(Given instruction)
Tell how many lines contain the word "이동하는". Reply with the number only.

(Dataset records)
********

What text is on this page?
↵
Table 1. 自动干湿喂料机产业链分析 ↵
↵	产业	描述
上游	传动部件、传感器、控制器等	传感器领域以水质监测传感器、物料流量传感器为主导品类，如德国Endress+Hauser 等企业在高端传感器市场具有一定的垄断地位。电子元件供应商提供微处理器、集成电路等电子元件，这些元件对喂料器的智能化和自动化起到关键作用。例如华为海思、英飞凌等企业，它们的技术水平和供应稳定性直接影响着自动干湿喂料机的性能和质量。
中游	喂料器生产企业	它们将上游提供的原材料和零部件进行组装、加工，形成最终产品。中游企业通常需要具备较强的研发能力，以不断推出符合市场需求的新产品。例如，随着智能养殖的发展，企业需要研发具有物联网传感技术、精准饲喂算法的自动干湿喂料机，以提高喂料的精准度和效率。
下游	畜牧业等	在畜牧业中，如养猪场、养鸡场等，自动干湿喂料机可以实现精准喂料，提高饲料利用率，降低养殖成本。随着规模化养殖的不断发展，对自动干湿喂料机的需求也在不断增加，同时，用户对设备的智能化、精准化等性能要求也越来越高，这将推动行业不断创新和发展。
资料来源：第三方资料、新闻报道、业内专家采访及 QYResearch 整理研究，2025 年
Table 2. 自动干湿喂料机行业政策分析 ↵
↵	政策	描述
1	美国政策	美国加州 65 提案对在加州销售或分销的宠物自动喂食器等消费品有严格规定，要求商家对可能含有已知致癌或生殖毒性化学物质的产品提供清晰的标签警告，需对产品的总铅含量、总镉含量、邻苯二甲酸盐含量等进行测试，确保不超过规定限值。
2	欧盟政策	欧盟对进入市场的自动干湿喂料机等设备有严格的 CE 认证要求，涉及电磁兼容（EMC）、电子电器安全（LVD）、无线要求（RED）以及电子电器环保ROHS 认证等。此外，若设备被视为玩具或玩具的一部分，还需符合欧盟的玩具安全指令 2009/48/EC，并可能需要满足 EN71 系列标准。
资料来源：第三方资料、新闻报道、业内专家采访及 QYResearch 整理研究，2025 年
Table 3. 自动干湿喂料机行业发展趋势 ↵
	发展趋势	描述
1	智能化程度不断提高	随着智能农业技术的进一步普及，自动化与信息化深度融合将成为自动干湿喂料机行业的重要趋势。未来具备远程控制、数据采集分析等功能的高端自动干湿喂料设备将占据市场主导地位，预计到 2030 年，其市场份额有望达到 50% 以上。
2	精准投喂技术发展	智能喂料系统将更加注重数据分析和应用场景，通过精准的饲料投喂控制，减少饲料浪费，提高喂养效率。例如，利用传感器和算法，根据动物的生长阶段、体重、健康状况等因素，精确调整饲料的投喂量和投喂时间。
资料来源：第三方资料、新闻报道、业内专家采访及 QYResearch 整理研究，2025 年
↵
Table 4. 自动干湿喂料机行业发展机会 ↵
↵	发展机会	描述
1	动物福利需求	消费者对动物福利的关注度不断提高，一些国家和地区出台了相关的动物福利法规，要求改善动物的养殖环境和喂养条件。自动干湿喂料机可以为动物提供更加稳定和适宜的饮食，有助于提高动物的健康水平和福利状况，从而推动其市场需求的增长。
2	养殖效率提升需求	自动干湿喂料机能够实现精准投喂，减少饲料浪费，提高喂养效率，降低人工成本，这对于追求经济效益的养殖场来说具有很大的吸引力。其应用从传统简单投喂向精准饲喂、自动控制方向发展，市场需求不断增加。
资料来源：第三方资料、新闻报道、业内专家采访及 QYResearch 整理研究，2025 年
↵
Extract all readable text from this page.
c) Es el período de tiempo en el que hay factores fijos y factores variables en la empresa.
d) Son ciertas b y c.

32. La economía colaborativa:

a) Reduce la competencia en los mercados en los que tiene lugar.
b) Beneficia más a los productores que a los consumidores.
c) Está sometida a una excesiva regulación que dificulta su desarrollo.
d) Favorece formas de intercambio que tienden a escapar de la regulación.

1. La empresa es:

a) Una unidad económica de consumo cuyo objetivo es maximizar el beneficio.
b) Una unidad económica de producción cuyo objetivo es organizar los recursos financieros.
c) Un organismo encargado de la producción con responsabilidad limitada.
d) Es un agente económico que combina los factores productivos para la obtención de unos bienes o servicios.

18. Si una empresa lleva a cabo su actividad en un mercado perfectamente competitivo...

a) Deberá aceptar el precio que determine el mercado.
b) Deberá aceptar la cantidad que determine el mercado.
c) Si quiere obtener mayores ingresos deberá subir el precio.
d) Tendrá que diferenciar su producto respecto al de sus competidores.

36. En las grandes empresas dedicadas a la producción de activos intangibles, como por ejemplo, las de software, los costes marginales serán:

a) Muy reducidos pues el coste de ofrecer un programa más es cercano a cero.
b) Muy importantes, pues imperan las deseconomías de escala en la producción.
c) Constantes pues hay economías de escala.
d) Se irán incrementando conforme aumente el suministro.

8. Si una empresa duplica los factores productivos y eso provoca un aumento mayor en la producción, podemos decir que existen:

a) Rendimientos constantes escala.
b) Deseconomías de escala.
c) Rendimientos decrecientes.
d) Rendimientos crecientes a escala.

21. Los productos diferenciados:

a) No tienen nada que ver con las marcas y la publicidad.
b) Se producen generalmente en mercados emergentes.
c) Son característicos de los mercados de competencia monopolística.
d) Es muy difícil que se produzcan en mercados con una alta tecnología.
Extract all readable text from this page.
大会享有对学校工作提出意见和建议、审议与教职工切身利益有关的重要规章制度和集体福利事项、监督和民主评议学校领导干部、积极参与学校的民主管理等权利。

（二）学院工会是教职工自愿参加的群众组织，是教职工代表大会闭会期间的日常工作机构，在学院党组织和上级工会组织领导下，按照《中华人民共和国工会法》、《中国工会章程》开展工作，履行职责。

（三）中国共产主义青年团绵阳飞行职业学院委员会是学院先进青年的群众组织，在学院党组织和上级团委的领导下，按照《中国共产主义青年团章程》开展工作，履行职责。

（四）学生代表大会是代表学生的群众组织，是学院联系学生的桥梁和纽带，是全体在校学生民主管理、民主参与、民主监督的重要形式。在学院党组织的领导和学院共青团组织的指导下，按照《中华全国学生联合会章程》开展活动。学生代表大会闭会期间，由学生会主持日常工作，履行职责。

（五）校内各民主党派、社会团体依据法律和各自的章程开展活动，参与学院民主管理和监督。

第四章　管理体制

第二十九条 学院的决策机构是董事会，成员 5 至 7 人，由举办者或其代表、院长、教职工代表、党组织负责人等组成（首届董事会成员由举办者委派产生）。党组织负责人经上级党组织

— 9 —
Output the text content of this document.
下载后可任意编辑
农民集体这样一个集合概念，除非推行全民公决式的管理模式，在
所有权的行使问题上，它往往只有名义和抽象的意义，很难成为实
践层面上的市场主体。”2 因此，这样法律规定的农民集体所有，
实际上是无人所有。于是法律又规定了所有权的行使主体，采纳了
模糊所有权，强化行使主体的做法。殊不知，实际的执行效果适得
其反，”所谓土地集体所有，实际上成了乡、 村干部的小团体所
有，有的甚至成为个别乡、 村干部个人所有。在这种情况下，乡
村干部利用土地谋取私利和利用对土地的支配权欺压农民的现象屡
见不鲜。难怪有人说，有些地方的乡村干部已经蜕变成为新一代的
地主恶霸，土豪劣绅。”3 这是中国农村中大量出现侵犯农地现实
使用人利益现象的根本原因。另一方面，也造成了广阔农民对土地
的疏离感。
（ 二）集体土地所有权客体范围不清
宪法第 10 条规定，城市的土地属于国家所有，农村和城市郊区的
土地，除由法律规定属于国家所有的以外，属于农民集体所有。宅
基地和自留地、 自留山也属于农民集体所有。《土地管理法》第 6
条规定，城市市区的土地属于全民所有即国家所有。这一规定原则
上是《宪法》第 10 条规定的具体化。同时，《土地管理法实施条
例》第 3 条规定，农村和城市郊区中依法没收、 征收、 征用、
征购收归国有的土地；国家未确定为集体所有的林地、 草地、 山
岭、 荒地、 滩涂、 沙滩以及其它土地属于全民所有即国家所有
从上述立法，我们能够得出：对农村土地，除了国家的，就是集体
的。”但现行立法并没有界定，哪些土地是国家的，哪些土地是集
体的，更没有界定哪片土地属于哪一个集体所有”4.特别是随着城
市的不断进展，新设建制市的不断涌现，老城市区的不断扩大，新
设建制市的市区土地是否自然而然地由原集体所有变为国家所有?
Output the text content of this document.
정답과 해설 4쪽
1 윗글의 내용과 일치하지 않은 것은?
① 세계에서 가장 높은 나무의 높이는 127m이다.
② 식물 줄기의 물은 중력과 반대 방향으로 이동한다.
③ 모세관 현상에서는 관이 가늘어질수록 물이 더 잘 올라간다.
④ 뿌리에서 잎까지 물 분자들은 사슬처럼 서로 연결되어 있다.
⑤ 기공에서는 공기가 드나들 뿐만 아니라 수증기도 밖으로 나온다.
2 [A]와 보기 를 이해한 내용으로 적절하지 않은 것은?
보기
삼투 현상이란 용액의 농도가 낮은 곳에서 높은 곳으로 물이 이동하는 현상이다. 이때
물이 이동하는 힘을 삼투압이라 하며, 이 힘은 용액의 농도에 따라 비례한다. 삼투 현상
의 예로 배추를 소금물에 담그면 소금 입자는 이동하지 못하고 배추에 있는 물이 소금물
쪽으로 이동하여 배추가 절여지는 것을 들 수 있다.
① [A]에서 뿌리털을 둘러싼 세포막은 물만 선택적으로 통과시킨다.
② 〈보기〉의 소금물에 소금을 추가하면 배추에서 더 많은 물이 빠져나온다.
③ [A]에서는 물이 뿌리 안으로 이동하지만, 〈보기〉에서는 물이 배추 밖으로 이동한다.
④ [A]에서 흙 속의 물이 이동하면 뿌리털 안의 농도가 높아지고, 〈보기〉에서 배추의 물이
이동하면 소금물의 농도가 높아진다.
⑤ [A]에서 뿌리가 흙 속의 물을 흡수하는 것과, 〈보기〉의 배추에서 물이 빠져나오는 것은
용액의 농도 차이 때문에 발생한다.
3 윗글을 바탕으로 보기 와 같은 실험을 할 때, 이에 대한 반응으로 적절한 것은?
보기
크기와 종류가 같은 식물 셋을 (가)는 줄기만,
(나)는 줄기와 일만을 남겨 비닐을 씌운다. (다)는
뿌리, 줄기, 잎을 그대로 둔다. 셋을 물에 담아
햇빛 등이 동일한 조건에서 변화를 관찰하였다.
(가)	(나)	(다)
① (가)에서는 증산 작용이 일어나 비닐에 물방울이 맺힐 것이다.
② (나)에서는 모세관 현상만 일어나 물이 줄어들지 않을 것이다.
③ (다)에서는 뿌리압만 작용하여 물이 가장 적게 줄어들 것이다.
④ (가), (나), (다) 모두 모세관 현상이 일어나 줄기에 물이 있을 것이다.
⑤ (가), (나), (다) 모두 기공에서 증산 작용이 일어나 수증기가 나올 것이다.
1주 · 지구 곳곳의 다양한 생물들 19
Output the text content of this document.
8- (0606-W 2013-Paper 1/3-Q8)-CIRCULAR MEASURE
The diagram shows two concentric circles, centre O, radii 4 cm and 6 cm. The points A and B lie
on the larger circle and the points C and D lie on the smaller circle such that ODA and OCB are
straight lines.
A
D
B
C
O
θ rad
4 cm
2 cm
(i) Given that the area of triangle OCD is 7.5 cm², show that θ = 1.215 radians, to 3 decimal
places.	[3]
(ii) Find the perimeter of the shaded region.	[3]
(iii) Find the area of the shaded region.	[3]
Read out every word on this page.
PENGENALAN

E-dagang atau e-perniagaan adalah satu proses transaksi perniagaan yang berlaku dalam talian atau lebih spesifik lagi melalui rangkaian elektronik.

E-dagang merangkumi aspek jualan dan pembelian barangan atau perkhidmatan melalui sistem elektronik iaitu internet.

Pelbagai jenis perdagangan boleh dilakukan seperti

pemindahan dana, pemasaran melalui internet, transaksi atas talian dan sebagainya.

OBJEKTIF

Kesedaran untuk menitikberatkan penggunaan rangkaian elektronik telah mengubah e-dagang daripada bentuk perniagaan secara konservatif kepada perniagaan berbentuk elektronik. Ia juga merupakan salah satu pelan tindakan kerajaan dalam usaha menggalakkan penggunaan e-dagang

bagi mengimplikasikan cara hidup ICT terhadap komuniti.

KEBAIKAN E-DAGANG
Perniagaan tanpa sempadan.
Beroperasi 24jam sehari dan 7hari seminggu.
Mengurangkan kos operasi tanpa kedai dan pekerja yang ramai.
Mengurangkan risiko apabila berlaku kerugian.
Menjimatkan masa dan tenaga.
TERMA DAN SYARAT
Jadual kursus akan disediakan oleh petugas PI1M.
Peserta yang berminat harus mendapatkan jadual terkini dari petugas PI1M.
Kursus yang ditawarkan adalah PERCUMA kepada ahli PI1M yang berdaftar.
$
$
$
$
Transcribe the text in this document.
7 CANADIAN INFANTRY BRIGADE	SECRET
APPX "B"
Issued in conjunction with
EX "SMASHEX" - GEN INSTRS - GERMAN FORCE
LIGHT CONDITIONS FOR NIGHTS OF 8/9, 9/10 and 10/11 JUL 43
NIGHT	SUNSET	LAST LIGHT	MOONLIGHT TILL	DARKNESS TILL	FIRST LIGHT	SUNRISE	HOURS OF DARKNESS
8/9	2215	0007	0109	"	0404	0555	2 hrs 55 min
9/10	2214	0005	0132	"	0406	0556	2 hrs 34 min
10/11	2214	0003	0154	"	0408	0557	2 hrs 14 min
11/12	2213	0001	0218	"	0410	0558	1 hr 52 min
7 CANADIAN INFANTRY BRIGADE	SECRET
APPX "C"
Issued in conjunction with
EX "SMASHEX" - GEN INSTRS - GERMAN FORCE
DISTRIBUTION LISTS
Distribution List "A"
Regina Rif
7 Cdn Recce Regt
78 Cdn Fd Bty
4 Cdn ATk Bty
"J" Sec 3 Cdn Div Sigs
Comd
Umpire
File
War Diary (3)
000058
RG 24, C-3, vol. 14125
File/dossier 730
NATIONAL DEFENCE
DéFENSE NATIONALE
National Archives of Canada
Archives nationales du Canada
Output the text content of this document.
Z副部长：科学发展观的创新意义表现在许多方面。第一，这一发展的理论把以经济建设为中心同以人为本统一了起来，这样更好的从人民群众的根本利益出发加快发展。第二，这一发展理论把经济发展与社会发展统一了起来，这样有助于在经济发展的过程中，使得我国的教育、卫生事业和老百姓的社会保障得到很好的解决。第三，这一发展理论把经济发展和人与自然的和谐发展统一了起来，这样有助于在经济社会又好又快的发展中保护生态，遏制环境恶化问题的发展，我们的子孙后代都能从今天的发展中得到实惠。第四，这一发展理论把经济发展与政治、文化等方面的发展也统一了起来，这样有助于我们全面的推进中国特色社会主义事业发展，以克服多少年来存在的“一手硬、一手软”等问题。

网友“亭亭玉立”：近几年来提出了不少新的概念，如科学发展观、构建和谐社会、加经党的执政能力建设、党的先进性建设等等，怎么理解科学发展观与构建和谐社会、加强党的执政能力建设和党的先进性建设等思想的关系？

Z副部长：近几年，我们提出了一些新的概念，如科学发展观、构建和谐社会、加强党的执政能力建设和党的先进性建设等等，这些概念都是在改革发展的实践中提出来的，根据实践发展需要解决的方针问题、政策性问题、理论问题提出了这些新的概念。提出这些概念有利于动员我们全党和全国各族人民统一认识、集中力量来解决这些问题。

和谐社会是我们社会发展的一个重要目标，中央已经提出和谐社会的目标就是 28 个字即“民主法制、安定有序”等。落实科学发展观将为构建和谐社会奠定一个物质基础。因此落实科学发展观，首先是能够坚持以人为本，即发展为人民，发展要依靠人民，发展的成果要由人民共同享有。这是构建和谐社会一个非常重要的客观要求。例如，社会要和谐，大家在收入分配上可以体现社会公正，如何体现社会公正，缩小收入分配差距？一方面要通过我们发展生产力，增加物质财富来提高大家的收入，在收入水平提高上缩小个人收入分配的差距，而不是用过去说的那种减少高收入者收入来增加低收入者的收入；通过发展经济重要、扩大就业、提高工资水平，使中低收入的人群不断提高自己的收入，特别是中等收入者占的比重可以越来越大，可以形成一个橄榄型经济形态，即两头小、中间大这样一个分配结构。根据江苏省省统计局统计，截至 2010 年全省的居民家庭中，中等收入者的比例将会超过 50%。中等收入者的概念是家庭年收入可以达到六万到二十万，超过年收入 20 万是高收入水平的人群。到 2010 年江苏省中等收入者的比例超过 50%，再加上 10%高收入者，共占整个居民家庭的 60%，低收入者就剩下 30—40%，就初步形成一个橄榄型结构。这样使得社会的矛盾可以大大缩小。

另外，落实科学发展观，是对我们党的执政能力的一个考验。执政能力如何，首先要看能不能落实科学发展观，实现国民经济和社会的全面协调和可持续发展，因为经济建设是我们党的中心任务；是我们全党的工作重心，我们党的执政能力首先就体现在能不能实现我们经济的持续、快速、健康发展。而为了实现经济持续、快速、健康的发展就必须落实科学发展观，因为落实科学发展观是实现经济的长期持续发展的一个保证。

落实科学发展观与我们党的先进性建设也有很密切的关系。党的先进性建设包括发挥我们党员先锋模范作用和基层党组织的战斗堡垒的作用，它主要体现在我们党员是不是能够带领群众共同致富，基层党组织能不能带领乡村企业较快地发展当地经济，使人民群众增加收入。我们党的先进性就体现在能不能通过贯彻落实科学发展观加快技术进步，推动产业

********

(Exercise output)
2